§ Problem to work on:
Below are the entries; return every line among them that holds the word "gene".

BEGIN

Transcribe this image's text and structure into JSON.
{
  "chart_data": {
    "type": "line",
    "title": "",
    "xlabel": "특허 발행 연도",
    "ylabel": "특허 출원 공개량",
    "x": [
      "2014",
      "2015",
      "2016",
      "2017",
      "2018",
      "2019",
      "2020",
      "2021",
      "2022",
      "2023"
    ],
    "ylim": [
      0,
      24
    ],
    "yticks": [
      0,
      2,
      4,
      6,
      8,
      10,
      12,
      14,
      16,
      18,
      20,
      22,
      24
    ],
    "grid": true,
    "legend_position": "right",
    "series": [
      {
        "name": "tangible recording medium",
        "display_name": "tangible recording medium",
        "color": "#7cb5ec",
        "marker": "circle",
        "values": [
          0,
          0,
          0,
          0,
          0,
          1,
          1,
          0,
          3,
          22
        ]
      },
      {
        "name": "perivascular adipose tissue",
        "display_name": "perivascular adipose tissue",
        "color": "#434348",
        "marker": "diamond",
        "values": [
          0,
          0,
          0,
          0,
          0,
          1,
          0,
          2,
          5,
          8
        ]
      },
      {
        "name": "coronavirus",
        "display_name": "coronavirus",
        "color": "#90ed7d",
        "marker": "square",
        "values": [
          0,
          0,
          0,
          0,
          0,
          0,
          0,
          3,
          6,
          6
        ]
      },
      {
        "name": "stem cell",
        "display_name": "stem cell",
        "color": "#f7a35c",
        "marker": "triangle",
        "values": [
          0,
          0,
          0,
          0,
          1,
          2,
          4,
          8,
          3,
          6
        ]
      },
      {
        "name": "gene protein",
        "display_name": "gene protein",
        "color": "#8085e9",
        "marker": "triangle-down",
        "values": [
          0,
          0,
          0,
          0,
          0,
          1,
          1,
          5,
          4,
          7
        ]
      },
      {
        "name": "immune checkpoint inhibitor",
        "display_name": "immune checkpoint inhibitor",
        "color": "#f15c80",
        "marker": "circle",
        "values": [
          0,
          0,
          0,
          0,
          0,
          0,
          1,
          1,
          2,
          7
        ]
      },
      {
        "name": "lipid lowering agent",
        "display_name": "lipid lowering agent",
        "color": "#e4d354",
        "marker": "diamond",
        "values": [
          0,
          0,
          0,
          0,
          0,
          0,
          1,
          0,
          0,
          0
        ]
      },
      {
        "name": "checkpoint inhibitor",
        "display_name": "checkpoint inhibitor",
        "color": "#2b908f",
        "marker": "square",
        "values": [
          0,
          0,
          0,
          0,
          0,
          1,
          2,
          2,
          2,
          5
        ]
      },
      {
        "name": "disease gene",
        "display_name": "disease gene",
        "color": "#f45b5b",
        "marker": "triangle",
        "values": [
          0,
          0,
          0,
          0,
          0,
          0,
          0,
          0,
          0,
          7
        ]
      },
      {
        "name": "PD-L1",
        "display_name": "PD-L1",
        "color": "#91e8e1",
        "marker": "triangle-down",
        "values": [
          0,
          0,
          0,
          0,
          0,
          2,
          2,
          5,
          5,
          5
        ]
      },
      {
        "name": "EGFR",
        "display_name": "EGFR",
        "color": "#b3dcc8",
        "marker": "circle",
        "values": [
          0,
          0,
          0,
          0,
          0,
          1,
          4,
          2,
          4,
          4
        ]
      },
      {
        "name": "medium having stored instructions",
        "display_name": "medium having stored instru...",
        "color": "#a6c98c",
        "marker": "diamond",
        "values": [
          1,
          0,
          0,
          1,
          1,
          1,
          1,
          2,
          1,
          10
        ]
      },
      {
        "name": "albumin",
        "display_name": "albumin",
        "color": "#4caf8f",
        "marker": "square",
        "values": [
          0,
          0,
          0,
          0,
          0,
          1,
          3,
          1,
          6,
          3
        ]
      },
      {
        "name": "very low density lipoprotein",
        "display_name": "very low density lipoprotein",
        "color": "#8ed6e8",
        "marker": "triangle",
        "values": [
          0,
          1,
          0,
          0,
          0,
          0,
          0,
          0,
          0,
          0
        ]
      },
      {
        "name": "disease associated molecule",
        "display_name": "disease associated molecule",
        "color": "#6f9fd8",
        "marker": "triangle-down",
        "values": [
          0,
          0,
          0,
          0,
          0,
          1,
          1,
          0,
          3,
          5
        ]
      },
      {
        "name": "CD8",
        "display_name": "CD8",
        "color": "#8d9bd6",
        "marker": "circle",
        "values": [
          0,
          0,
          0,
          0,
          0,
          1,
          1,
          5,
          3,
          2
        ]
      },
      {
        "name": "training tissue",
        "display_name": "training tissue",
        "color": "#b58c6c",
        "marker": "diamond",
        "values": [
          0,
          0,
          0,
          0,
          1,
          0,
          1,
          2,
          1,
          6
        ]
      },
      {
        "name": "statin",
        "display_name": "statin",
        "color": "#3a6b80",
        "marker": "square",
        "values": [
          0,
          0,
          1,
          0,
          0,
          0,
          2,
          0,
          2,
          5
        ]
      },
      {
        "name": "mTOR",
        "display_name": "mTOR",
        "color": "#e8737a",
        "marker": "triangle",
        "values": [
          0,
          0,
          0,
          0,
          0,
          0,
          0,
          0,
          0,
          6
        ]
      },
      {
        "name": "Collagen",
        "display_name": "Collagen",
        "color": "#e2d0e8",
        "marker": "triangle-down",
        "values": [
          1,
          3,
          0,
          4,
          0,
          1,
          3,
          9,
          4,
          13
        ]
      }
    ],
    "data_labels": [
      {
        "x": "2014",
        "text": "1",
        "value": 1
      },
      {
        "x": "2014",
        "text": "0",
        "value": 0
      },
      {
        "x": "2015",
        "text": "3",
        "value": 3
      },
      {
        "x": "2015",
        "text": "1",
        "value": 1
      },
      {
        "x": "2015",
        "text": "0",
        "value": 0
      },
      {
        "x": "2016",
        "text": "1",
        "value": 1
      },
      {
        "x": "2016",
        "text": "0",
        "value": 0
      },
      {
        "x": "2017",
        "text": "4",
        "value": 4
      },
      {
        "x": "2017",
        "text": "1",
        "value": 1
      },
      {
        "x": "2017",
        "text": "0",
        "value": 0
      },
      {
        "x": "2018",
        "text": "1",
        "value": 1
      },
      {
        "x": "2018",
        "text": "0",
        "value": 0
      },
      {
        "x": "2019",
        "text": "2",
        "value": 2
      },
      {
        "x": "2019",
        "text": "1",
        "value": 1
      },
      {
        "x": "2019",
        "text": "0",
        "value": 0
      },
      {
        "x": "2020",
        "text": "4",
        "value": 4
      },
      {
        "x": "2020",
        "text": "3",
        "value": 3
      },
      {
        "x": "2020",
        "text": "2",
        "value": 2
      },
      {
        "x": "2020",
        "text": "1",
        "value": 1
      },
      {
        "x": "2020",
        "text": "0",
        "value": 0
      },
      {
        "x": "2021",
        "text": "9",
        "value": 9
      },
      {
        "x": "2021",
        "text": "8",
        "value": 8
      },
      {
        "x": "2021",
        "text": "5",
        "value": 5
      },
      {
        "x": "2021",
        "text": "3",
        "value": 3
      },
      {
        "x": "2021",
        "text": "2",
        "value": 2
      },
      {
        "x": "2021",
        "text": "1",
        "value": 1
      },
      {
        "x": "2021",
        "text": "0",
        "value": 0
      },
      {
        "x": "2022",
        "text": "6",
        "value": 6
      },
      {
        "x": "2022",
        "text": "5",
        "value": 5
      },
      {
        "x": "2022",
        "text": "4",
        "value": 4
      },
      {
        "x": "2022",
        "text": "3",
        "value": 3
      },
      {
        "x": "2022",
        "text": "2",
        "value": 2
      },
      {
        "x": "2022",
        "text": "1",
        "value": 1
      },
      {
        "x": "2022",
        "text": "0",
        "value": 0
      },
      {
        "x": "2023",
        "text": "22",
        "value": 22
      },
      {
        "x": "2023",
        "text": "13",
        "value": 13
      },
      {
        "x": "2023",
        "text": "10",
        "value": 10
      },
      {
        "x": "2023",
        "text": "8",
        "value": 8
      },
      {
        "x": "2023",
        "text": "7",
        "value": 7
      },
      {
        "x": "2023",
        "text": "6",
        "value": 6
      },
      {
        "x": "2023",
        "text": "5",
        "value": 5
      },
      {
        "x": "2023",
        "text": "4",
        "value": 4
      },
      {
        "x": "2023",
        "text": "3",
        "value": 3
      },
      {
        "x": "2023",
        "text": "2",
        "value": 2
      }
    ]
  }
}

END

§ Your response:
        "name": "gene protein",
        "display_name": "gene protein",
        "name": "disease gene",
        "display_name": "disease gene",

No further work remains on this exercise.